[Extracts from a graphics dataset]
★ ★ ★ ★ ★
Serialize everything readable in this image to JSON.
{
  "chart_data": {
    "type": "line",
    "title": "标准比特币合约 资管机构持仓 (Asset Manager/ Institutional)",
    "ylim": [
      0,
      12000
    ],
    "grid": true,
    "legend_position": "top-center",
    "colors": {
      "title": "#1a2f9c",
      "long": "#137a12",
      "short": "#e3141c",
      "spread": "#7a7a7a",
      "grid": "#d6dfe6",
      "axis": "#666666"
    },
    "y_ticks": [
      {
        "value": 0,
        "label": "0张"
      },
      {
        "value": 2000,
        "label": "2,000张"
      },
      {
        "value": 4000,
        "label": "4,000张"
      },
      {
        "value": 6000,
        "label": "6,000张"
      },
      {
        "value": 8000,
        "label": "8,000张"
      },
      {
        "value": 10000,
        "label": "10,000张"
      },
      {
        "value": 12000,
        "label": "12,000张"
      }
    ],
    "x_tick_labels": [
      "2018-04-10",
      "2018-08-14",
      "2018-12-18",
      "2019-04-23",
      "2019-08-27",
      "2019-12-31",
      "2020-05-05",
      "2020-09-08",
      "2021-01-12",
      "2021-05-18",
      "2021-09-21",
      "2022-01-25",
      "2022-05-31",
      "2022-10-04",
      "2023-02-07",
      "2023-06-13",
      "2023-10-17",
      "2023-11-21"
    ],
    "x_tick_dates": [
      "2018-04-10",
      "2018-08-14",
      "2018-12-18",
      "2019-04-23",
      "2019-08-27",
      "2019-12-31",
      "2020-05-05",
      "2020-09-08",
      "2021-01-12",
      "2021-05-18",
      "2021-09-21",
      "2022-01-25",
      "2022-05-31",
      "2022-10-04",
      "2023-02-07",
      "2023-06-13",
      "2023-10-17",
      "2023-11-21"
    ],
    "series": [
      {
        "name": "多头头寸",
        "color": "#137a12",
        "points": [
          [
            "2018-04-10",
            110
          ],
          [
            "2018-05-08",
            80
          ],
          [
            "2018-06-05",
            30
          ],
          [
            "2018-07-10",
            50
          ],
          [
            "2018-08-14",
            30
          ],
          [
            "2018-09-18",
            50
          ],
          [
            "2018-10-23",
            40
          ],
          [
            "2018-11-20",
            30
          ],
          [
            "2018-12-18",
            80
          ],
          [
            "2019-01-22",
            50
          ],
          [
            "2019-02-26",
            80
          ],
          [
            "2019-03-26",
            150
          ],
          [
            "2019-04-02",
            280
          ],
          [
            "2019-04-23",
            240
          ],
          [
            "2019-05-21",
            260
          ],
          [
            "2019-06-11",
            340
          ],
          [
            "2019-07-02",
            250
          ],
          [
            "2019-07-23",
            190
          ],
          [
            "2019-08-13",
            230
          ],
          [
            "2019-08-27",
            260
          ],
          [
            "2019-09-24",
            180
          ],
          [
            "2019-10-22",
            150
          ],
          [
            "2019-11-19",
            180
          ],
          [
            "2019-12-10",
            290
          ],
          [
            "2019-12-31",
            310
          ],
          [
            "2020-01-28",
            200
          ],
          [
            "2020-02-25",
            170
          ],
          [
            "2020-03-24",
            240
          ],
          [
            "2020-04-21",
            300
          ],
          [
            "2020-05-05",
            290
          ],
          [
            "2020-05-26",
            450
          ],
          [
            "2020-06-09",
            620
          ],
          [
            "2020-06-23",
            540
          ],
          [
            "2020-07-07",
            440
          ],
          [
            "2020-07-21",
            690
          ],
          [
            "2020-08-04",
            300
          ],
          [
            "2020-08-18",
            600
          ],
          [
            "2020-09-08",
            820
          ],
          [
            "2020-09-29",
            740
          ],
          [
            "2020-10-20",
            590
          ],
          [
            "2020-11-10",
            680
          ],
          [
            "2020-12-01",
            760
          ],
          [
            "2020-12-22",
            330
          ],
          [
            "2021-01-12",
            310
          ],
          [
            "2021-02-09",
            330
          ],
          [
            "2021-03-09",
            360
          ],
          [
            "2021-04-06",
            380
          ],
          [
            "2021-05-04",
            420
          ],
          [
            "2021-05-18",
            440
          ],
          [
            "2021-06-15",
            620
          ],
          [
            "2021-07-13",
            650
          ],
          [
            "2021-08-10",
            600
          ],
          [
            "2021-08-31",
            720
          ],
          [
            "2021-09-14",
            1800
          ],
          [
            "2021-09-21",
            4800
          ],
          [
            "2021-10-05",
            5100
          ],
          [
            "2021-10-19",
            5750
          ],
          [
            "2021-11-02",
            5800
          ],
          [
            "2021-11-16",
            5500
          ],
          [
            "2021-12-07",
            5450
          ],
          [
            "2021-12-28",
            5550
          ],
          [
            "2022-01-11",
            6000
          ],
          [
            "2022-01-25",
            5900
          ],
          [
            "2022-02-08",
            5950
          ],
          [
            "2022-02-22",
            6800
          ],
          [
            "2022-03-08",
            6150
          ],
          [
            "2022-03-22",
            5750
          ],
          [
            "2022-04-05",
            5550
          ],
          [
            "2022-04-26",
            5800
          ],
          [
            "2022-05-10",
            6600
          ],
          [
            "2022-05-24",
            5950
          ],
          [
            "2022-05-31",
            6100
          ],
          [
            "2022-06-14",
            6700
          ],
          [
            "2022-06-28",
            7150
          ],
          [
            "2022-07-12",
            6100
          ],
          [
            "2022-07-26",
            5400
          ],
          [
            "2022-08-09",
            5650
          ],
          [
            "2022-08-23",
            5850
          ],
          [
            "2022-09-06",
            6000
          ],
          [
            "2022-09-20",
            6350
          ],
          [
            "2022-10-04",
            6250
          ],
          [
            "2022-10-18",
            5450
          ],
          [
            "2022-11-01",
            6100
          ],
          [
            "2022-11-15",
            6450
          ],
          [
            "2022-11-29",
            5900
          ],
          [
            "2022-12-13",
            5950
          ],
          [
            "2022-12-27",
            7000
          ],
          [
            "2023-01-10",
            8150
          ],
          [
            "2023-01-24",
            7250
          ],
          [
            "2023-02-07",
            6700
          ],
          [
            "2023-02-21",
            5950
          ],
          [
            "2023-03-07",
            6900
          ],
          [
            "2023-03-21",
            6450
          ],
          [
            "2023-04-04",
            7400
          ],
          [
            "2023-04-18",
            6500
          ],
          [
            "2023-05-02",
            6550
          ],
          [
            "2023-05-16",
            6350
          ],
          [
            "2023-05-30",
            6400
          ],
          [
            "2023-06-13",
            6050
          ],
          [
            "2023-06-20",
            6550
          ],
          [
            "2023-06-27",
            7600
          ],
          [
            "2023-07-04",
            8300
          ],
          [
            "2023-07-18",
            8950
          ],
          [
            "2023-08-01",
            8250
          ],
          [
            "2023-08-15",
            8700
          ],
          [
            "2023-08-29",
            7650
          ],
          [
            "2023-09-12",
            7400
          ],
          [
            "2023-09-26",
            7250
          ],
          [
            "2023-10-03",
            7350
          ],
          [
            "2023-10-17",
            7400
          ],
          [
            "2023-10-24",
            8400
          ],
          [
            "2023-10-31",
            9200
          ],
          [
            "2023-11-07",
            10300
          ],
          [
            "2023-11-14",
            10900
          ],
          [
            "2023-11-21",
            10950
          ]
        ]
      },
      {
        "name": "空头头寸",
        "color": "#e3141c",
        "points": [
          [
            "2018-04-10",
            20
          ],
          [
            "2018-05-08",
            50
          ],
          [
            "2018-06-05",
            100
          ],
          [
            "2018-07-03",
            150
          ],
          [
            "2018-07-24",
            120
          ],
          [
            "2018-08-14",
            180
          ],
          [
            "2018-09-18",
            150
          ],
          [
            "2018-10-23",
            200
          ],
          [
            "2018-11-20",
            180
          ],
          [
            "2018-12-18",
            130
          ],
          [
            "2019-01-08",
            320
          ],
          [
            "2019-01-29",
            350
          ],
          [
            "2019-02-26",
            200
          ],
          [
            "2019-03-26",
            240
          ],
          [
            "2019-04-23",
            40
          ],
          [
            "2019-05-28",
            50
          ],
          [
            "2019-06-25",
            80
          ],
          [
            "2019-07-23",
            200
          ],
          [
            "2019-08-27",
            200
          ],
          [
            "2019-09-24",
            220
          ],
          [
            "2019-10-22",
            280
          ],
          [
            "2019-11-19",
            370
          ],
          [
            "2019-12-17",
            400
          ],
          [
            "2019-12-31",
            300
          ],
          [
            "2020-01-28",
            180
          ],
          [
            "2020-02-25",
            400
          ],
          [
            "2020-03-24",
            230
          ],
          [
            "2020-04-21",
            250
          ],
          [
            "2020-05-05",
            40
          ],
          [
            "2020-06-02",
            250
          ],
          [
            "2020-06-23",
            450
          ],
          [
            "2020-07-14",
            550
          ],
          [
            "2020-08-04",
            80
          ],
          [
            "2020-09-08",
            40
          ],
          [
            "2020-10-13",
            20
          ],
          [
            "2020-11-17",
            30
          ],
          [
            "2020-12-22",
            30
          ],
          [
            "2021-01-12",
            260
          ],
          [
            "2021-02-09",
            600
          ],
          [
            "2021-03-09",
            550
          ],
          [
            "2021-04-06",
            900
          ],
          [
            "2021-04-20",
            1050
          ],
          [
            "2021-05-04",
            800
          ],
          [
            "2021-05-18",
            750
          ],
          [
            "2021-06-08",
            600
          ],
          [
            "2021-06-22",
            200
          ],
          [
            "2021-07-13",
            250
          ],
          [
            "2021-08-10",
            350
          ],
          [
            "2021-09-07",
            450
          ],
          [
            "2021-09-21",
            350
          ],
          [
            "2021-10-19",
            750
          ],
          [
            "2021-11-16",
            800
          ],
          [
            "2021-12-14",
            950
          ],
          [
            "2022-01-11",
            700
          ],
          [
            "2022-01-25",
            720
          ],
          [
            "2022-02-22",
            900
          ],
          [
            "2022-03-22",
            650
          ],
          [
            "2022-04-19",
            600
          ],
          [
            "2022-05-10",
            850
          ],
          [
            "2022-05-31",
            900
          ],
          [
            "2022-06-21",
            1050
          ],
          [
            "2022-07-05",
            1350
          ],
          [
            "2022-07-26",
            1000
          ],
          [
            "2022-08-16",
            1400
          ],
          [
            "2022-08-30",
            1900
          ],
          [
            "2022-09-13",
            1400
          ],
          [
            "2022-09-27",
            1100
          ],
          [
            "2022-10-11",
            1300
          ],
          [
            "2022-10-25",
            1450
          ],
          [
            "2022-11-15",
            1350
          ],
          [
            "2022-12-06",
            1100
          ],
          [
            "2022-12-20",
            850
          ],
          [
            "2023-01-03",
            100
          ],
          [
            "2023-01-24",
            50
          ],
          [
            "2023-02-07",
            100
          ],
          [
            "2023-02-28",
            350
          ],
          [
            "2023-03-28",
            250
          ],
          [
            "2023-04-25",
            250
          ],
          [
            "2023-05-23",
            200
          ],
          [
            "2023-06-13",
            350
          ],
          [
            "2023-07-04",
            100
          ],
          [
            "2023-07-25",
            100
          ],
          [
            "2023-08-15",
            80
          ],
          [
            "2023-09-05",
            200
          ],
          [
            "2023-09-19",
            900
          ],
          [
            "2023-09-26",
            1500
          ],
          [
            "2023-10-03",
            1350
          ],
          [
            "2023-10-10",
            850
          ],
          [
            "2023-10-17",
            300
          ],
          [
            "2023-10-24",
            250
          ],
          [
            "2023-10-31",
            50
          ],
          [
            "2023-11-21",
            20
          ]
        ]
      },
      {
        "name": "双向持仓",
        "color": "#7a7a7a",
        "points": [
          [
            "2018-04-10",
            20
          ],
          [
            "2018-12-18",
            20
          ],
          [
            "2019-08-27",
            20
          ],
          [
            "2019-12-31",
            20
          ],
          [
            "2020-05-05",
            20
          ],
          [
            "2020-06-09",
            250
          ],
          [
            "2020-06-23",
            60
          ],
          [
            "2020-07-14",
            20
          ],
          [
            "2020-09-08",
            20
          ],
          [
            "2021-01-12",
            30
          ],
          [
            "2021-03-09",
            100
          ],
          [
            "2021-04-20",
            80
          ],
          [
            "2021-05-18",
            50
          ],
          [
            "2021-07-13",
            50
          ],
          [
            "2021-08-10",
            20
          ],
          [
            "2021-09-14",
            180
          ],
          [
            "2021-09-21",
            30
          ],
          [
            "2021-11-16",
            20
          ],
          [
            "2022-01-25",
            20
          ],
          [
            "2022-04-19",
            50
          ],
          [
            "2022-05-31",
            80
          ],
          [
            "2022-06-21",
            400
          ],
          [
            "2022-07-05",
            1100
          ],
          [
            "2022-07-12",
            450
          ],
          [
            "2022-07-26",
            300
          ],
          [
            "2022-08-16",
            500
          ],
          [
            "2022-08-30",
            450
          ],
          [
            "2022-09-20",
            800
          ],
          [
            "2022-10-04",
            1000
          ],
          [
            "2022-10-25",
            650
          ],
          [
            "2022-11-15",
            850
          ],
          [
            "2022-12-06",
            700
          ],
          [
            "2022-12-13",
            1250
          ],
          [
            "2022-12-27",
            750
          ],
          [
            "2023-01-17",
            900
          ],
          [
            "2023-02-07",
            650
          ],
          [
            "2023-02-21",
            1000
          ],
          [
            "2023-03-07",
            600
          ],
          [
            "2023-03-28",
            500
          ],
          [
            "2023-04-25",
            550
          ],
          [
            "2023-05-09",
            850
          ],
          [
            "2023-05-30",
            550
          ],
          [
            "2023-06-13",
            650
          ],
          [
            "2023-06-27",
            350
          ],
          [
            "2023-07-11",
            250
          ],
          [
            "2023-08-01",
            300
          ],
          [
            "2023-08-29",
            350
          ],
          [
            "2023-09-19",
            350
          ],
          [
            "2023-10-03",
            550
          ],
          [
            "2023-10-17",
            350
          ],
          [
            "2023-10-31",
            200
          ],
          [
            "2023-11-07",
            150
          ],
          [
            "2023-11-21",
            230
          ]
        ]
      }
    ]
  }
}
★ ★ ★ ★ ★
• _EXERCISE DETAILS_
From the data above, copy each line that has the string "title".

• _FINISHED ANSWER_
    "title": "标准比特币合约 资管机构持仓 (Asset Manager/ Institutional)",
      "title": "#1a2f9c",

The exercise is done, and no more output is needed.